* START Text extract *
[net-next,v4,5/6] chcr: Handle first or middle part of record

Message ID 20200307143608.13109-6-rohitm@chelsio.com
State New
Headers show
Series
  • cxgb4/chcr: ktls tx ofld support on T6 adapter
Related show

Commit Message

Rohit Maheshwari March 7, 2020, 2:36 p.m.
This patch contains handling of first part or middle part of the record.
When we get a middle record, we will fetch few already sent bytes to
make packet start 16 byte aligned.
And if the packet has only the header part, we don't need to send it for
packet encryption, send that packet as a plaintext.

v1->v2:
- un-necessary updating left variable.

v3->v4:
- replaced kfree_skb with dev_kfree_skb_any.

Signed-off-by: Rohit Maheshwari <rohitm@chelsio.com>
---
 drivers/crypto/chelsio/chcr_common.h |   3 +
 drivers/crypto/chelsio/chcr_ktls.c   | 486 ++++++++++++++++++++++++++-
 drivers/crypto/chelsio/chcr_ktls.h   |   2 +
 3 files changed, 489 insertions(+), 2 deletions(-)

Patch

diff --git a/drivers/crypto/chelsio/chcr_common.h b/drivers/crypto/chelsio/chcr_common.h
index f4ccea68df6f..33f589cbfba1 100644
--- a/drivers/crypto/chelsio/chcr_common.h
+++ b/drivers/crypto/chelsio/chcr_common.h
@@ -10,10 +10,13 @@ 
 #define CHCR_KEYCTX_MAC_KEY_SIZE_128       0
 #define CHCR_KEYCTX_CIPHER_KEY_SIZE_128    0
 #define CHCR_SCMD_CIPHER_MODE_AES_GCM      2
+#define CHCR_SCMD_CIPHER_MODE_AES_CTR      3
 #define CHCR_CPL_TX_SEC_PDU_LEN_64BIT      2
 #define CHCR_SCMD_SEQ_NO_CTRL_64BIT        3
 #define CHCR_SCMD_PROTO_VERSION_TLS        0
+#define CHCR_SCMD_PROTO_VERSION_GENERIC    4
 #define CHCR_SCMD_AUTH_MODE_GHASH          4
+#define AES_BLOCK_LEN                      16
 
 enum chcr_state {
 	CHCR_INIT = 0,
diff --git a/drivers/crypto/chelsio/chcr_ktls.c b/drivers/crypto/chelsio/chcr_ktls.c
index 57b798b535af..5dff444b4104 100644
--- a/drivers/crypto/chelsio/chcr_ktls.c
+++ b/drivers/crypto/chelsio/chcr_ktls.c
@@ -55,6 +55,18 @@  static int chcr_ktls_save_keys(struct chcr_ktls_info *tx_info,
 		/* keys will be sent inline. */
 		tx_info->scmd0_ivgen_hdrlen = SCMD_KEY_CTX_INLINE_F;
 
+		/* The SCMD fields used when encrypting a partial TLS
+		 * record (no trailer and possibly a truncated payload).
* END Text extract *
* START Provided material *
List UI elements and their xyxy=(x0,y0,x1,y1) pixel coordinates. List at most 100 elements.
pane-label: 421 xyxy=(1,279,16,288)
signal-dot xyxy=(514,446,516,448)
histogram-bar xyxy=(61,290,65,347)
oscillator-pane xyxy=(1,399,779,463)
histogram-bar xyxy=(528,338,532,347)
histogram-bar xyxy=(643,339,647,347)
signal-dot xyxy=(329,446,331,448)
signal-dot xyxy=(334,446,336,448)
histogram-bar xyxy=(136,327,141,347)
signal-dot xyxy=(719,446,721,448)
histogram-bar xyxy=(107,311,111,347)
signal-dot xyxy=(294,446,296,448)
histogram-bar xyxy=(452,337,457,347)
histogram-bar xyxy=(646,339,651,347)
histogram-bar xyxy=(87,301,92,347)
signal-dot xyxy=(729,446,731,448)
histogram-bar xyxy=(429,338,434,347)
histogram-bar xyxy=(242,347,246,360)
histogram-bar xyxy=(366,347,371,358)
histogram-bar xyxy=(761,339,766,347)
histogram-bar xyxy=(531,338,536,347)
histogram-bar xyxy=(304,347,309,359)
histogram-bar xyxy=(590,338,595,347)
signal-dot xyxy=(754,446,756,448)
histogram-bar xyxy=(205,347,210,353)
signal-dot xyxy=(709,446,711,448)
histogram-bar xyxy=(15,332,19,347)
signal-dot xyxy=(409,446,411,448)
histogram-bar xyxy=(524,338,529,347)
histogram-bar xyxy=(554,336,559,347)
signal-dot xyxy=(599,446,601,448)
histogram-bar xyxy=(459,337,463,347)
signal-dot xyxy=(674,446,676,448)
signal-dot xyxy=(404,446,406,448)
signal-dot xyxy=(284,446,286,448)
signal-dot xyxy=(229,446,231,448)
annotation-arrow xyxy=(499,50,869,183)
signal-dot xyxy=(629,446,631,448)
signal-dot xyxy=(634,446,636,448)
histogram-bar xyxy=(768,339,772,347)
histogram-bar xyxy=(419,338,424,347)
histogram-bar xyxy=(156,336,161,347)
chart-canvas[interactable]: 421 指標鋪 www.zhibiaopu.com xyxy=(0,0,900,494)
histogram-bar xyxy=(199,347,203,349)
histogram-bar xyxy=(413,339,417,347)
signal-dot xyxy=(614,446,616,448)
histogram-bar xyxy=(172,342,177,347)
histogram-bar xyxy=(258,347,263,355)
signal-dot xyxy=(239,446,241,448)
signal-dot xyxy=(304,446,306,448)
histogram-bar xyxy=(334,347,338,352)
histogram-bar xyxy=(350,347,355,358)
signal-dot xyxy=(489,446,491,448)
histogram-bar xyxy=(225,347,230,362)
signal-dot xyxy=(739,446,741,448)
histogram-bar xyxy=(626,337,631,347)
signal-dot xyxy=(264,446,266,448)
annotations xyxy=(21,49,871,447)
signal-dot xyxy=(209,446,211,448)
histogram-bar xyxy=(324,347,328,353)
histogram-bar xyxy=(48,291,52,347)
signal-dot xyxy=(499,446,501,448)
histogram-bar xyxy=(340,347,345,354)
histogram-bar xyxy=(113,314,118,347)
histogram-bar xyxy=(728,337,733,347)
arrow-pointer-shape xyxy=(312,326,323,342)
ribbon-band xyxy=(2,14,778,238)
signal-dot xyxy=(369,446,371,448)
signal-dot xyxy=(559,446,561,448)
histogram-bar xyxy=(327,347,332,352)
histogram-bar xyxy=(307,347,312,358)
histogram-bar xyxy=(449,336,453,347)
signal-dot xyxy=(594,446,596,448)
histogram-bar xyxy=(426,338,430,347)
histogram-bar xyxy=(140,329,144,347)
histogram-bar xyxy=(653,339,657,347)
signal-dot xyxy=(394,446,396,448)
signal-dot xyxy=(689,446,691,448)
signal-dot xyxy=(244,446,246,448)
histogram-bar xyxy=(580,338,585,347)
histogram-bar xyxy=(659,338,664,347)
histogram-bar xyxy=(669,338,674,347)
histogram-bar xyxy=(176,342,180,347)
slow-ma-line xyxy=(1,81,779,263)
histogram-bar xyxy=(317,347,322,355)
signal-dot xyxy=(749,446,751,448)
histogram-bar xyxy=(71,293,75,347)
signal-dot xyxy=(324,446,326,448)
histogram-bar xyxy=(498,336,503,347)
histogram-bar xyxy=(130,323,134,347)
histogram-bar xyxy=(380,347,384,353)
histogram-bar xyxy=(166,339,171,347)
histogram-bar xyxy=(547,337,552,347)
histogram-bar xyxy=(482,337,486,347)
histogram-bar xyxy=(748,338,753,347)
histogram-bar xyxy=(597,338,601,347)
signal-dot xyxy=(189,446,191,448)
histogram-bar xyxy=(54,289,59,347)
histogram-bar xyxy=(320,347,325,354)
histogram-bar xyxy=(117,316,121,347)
* END Provided material *
> _Exercise description_: Write out everything in the patch page from "Commit Message" down to "as a plaintext." again, swapping "plaintext" for "cleartext". The lines that come after the patch page are not needed for this work.

> _Complete response_:
Commit Message

Rohit Maheshwari March 7, 2020, 2:36 p.m.
This patch contains handling of first part or middle part of the record.
When we get a middle record, we will fetch few already sent bytes to
make packet start 16 byte aligned.
And if the packet has only the header part, we don't need to send it for
packet encryption, send that packet as a cleartext.